- Exercise input -
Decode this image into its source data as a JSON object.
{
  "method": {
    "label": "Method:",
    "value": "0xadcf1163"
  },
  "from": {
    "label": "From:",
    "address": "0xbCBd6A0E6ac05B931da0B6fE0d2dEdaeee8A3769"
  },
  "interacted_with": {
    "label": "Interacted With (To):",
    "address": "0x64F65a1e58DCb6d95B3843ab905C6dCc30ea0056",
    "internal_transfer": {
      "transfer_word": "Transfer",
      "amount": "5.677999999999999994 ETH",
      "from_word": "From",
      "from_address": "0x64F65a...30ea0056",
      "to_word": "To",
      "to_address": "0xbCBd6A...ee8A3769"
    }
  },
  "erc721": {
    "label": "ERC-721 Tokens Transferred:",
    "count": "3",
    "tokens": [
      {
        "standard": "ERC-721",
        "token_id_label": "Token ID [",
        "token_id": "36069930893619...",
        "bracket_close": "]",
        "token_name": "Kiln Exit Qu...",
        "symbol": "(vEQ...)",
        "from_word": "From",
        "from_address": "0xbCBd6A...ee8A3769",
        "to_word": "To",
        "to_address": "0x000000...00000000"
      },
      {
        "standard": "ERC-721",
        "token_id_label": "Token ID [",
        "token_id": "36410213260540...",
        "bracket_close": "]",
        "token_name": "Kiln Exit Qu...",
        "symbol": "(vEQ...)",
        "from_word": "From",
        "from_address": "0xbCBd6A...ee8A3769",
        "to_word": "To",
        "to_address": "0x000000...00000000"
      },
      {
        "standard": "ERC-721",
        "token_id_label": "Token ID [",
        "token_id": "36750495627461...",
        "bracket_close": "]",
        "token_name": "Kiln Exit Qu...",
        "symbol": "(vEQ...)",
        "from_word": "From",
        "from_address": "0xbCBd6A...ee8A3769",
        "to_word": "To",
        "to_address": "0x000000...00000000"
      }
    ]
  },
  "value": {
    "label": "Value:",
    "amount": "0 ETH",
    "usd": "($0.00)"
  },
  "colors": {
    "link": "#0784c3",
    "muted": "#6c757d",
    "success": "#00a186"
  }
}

- Exercise brief -
Copy each line of the data above without altering a single character.

- Task output -
Decode this image into its source data as a JSON object.
{
  "method": {
    "label": "Method:",
    "value": "0xadcf1163"
  },
  "from": {
    "label": "From:",
    "address": "0xbCBd6A0E6ac05B931da0B6fE0d2dEdaeee8A3769"
  },
  "interacted_with": {
    "label": "Interacted With (To):",
    "address": "0x64F65a1e58DCb6d95B3843ab905C6dCc30ea0056",
    "internal_transfer": {
      "transfer_word": "Transfer",
      "amount": "5.677999999999999994 ETH",
      "from_word": "From",
      "from_address": "0x64F65a...30ea0056",
      "to_word": "To",
      "to_address": "0xbCBd6A...ee8A3769"
    }
  },
  "erc721": {
    "label": "ERC-721 Tokens Transferred:",
    "count": "3",
    "tokens": [
      {
        "standard": "ERC-721",
        "token_id_label": "Token ID [",
        "token_id": "36069930893619...",
        "bracket_close": "]",
        "token_name": "Kiln Exit Qu...",
        "symbol": "(vEQ...)",
        "from_word": "From",
        "from_address": "0xbCBd6A...ee8A3769",
        "to_word": "To",
        "to_address": "0x000000...00000000"
      },
      {
        "standard": "ERC-721",
        "token_id_label": "Token ID [",
        "token_id": "36410213260540...",
        "bracket_close": "]",
        "token_name": "Kiln Exit Qu...",
        "symbol": "(vEQ...)",
        "from_word": "From",
        "from_address": "0xbCBd6A...ee8A3769",
        "to_word": "To",
        "to_address": "0x000000...00000000"
      },
      {
        "standard": "ERC-721",
        "token_id_label": "Token ID [",
        "token_id": "36750495627461...",
        "bracket_close": "]",
        "token_name": "Kiln Exit Qu...",
        "symbol": "(vEQ...)",
        "from_word": "From",
        "from_address": "0xbCBd6A...ee8A3769",
        "to_word": "To",
        "to_address": "0x000000...00000000"
      }
    ]
  },
  "value": {
    "label": "Value:",
    "amount": "0 ETH",
    "usd": "($0.00)"
  },
  "colors": {
    "link": "#0784c3",
    "muted": "#6c757d",
    "success": "#00a186"
  }
}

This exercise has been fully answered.